- What needs to be done
Repeat the entire listing exactly.

Recorded data
####################

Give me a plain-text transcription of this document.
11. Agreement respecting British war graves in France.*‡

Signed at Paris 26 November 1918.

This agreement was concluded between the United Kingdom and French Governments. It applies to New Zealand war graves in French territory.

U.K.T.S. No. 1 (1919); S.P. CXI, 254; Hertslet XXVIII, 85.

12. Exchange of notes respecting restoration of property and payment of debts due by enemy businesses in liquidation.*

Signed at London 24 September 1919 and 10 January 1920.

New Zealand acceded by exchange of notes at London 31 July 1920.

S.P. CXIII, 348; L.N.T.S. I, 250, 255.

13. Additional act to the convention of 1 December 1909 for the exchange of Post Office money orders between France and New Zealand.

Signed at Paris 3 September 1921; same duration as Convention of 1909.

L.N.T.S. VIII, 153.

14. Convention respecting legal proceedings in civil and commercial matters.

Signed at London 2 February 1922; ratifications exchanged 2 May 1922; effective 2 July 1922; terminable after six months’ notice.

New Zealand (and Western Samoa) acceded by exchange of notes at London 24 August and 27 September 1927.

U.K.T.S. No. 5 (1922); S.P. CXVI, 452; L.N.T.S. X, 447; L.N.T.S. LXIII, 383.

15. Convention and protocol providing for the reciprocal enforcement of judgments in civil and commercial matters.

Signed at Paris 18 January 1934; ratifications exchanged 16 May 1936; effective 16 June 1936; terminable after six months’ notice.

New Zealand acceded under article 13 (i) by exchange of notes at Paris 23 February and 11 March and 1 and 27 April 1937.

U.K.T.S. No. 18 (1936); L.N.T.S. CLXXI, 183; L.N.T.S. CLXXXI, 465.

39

####################

- The reply
Give me a plain-text transcription of this document.
11. Agreement respecting British war graves in France.*‡

Signed at Paris 26 November 1918.

This agreement was concluded between the United Kingdom and French Governments. It applies to New Zealand war graves in French territory.

U.K.T.S. No. 1 (1919); S.P. CXI, 254; Hertslet XXVIII, 85.

12. Exchange of notes respecting restoration of property and payment of debts due by enemy businesses in liquidation.*

Signed at London 24 September 1919 and 10 January 1920.

New Zealand acceded by exchange of notes at London 31 July 1920.

S.P. CXIII, 348; L.N.T.S. I, 250, 255.

13. Additional act to the convention of 1 December 1909 for the exchange of Post Office money orders between France and New Zealand.

Signed at Paris 3 September 1921; same duration as Convention of 1909.

L.N.T.S. VIII, 153.

14. Convention respecting legal proceedings in civil and commercial matters.

Signed at London 2 February 1922; ratifications exchanged 2 May 1922; effective 2 July 1922; terminable after six months’ notice.

New Zealand (and Western Samoa) acceded by exchange of notes at London 24 August and 27 September 1927.

U.K.T.S. No. 5 (1922); S.P. CXVI, 452; L.N.T.S. X, 447; L.N.T.S. LXIII, 383.

15. Convention and protocol providing for the reciprocal enforcement of judgments in civil and commercial matters.

Signed at Paris 18 January 1934; ratifications exchanged 16 May 1936; effective 16 June 1936; terminable after six months’ notice.

New Zealand acceded under article 13 (i) by exchange of notes at Paris 23 February and 11 March and 1 and 27 April 1937.

U.K.T.S. No. 18 (1936); L.N.T.S. CLXXI, 183; L.N.T.S. CLXXXI, 465.

39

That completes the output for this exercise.